## INFORMATION PROVIDED
+ + + + +
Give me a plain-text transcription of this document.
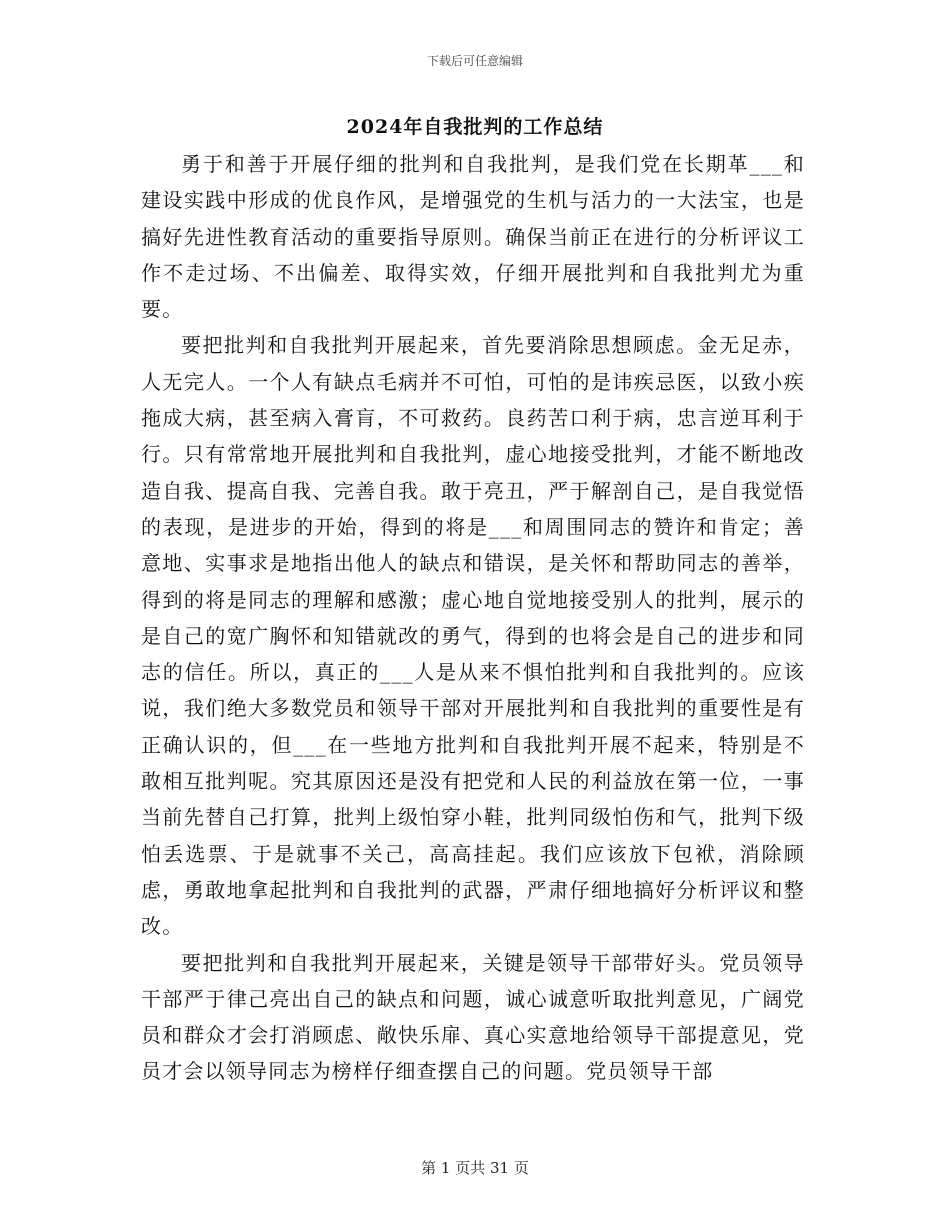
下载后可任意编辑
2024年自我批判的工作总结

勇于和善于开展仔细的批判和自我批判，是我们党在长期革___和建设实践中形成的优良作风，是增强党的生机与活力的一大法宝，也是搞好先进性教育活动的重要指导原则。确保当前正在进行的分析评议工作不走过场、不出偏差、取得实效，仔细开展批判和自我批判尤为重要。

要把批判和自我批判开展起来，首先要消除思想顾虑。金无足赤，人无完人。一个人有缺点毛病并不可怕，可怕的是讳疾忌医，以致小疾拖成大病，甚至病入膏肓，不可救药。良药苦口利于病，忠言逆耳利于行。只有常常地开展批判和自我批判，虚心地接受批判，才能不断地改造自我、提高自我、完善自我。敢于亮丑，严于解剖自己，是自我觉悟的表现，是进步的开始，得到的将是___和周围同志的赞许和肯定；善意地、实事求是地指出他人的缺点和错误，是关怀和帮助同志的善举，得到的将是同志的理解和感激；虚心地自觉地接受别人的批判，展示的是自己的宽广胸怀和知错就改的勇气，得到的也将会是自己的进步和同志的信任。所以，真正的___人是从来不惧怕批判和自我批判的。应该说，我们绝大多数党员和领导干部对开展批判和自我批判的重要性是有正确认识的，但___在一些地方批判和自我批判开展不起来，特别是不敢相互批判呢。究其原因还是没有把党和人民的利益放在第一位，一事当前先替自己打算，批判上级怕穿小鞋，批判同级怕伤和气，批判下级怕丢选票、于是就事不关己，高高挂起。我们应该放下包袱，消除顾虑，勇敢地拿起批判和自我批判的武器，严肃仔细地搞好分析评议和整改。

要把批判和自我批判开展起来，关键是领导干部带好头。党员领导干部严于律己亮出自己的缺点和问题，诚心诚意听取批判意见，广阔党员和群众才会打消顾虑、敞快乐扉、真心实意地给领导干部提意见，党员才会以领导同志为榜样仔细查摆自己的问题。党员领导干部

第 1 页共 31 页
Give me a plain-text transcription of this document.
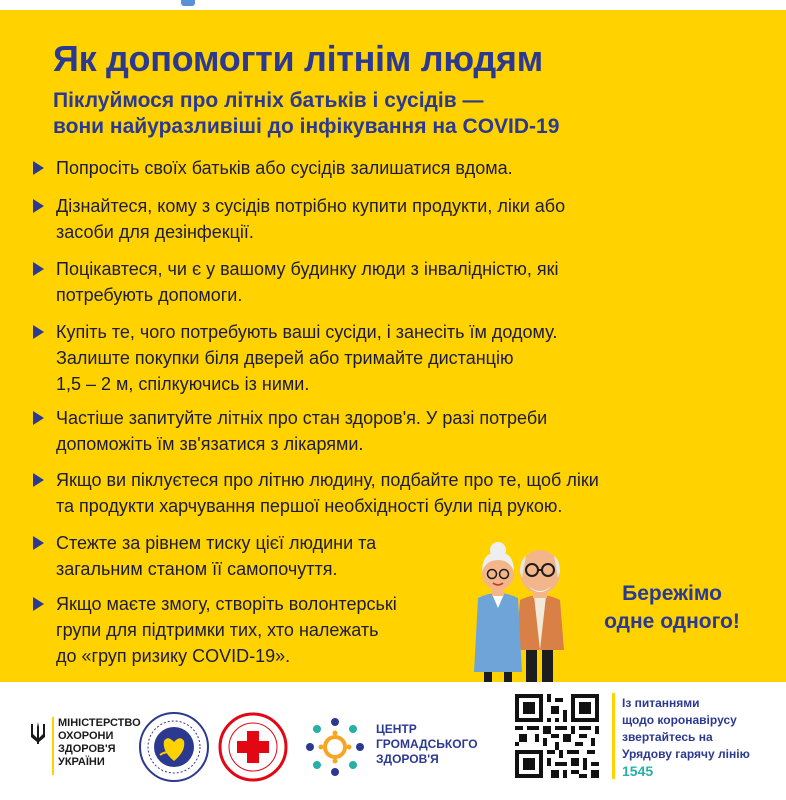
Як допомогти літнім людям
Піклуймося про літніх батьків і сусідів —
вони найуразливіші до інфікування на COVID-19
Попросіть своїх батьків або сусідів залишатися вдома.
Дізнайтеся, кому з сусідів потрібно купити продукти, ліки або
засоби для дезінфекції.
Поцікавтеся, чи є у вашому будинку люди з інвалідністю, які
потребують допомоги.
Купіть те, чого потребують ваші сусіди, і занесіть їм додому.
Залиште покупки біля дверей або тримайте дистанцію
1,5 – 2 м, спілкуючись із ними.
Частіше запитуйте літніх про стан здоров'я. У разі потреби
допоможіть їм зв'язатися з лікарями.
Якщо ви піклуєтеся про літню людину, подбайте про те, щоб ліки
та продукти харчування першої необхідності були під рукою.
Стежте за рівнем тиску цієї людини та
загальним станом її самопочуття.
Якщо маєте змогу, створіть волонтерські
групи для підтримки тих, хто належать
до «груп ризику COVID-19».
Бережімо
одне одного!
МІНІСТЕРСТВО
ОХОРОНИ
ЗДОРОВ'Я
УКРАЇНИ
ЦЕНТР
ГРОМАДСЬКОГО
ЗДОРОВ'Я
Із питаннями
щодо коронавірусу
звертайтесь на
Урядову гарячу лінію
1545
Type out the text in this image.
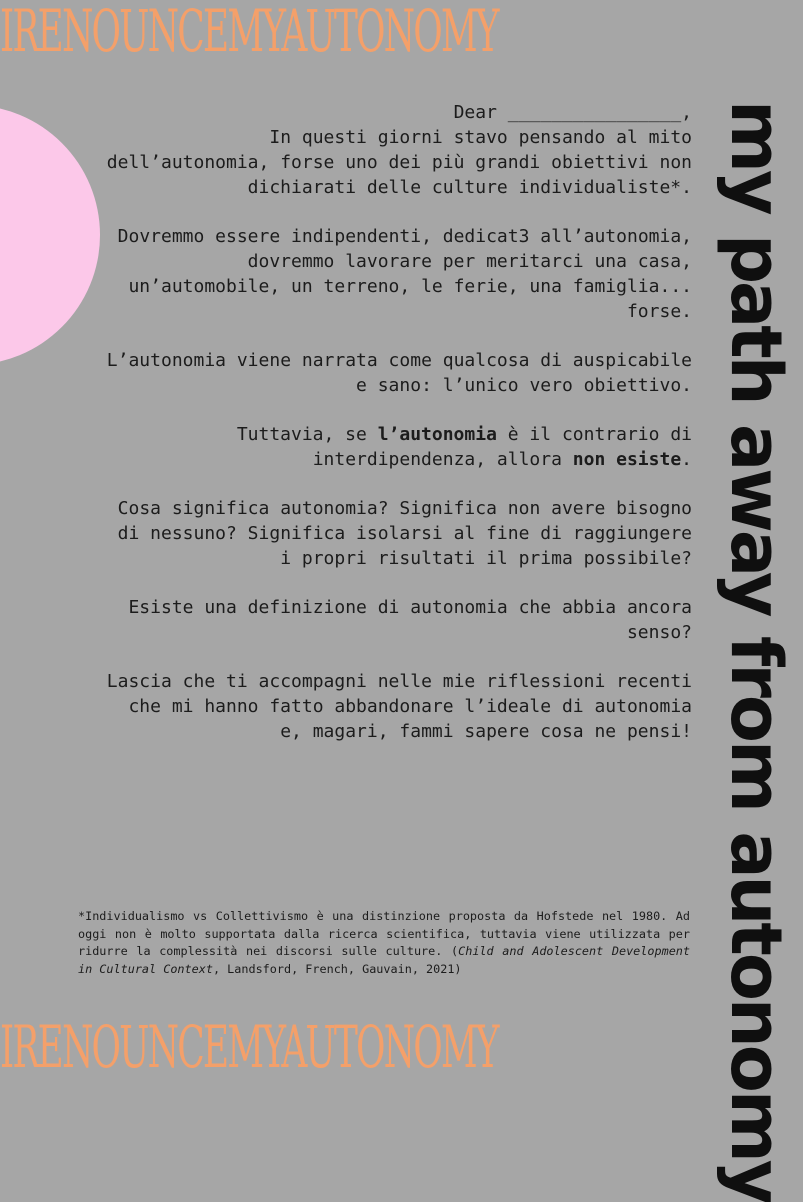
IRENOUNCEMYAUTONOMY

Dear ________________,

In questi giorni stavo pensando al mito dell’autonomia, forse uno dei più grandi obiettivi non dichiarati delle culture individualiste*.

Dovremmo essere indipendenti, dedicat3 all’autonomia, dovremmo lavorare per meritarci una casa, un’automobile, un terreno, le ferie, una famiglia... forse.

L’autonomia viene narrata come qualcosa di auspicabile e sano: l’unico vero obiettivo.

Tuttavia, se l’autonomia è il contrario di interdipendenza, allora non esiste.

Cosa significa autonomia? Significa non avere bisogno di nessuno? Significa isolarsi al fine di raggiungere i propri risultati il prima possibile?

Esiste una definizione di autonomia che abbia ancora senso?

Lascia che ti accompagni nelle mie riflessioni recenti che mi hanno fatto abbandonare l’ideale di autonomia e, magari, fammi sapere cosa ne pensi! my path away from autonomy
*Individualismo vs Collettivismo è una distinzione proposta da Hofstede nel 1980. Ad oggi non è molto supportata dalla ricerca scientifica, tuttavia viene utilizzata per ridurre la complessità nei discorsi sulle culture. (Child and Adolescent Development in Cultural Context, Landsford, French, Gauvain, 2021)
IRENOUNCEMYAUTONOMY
+ + + + +
## CHALLENGE
Pictures don't belong in the copy. Restate all the entries exactly.

## REPLY TO THE TASK
Give me a plain-text transcription of this document.
下载后可任意编辑
2024年自我批判的工作总结

勇于和善于开展仔细的批判和自我批判，是我们党在长期革___和建设实践中形成的优良作风，是增强党的生机与活力的一大法宝，也是搞好先进性教育活动的重要指导原则。确保当前正在进行的分析评议工作不走过场、不出偏差、取得实效，仔细开展批判和自我批判尤为重要。

要把批判和自我批判开展起来，首先要消除思想顾虑。金无足赤，人无完人。一个人有缺点毛病并不可怕，可怕的是讳疾忌医，以致小疾拖成大病，甚至病入膏肓，不可救药。良药苦口利于病，忠言逆耳利于行。只有常常地开展批判和自我批判，虚心地接受批判，才能不断地改造自我、提高自我、完善自我。敢于亮丑，严于解剖自己，是自我觉悟的表现，是进步的开始，得到的将是___和周围同志的赞许和肯定；善意地、实事求是地指出他人的缺点和错误，是关怀和帮助同志的善举，得到的将是同志的理解和感激；虚心地自觉地接受别人的批判，展示的是自己的宽广胸怀和知错就改的勇气，得到的也将会是自己的进步和同志的信任。所以，真正的___人是从来不惧怕批判和自我批判的。应该说，我们绝大多数党员和领导干部对开展批判和自我批判的重要性是有正确认识的，但___在一些地方批判和自我批判开展不起来，特别是不敢相互批判呢。究其原因还是没有把党和人民的利益放在第一位，一事当前先替自己打算，批判上级怕穿小鞋，批判同级怕伤和气，批判下级怕丢选票、于是就事不关己，高高挂起。我们应该放下包袱，消除顾虑，勇敢地拿起批判和自我批判的武器，严肃仔细地搞好分析评议和整改。

要把批判和自我批判开展起来，关键是领导干部带好头。党员领导干部严于律己亮出自己的缺点和问题，诚心诚意听取批判意见，广阔党员和群众才会打消顾虑、敞快乐扉、真心实意地给领导干部提意见，党员才会以领导同志为榜样仔细查摆自己的问题。党员领导干部

第 1 页共 31 页
Give me a plain-text transcription of this document.
Як допомогти літнім людям
Піклуймося про літніх батьків і сусідів —
вони найуразливіші до інфікування на COVID-19
Попросіть своїх батьків або сусідів залишатися вдома.
Дізнайтеся, кому з сусідів потрібно купити продукти, ліки або
засоби для дезінфекції.
Поцікавтеся, чи є у вашому будинку люди з інвалідністю, які
потребують допомоги.
Купіть те, чого потребують ваші сусіди, і занесіть їм додому.
Залиште покупки біля дверей або тримайте дистанцію
1,5 – 2 м, спілкуючись із ними.
Частіше запитуйте літніх про стан здоров'я. У разі потреби
допоможіть їм зв'язатися з лікарями.
Якщо ви піклуєтеся про літню людину, подбайте про те, щоб ліки
та продукти харчування першої необхідності були під рукою.
Стежте за рівнем тиску цієї людини та
загальним станом її самопочуття.
Якщо маєте змогу, створіть волонтерські
групи для підтримки тих, хто належать
до «груп ризику COVID-19».
Бережімо
одне одного!
МІНІСТЕРСТВО
ОХОРОНИ
ЗДОРОВ'Я
УКРАЇНИ
ЦЕНТР
ГРОМАДСЬКОГО
ЗДОРОВ'Я
Із питаннями
щодо коронавірусу
звертайтесь на
Урядову гарячу лінію
1545
Type out the text in this image.
IRENOUNCEMYAUTONOMY

Dear ________________,

In questi giorni stavo pensando al mito dell’autonomia, forse uno dei più grandi obiettivi non dichiarati delle culture individualiste*.

Dovremmo essere indipendenti, dedicat3 all’autonomia, dovremmo lavorare per meritarci una casa, un’automobile, un terreno, le ferie, una famiglia... forse.

L’autonomia viene narrata come qualcosa di auspicabile e sano: l’unico vero obiettivo.

Tuttavia, se l’autonomia è il contrario di interdipendenza, allora non esiste.

Cosa significa autonomia? Significa non avere bisogno di nessuno? Significa isolarsi al fine di raggiungere i propri risultati il prima possibile?

Esiste una definizione di autonomia che abbia ancora senso?

Lascia che ti accompagni nelle mie riflessioni recenti che mi hanno fatto abbandonare l’ideale di autonomia e, magari, fammi sapere cosa ne pensi! my path away from autonomy
*Individualismo vs Collettivismo è una distinzione proposta da Hofstede nel 1980. Ad oggi non è molto supportata dalla ricerca scientifica, tuttavia viene utilizzata per ridurre la complessità nei discorsi sulle culture. (Child and Adolescent Development in Cultural Context, Landsford, French, Gauvain, 2021)
IRENOUNCEMYAUTONOMY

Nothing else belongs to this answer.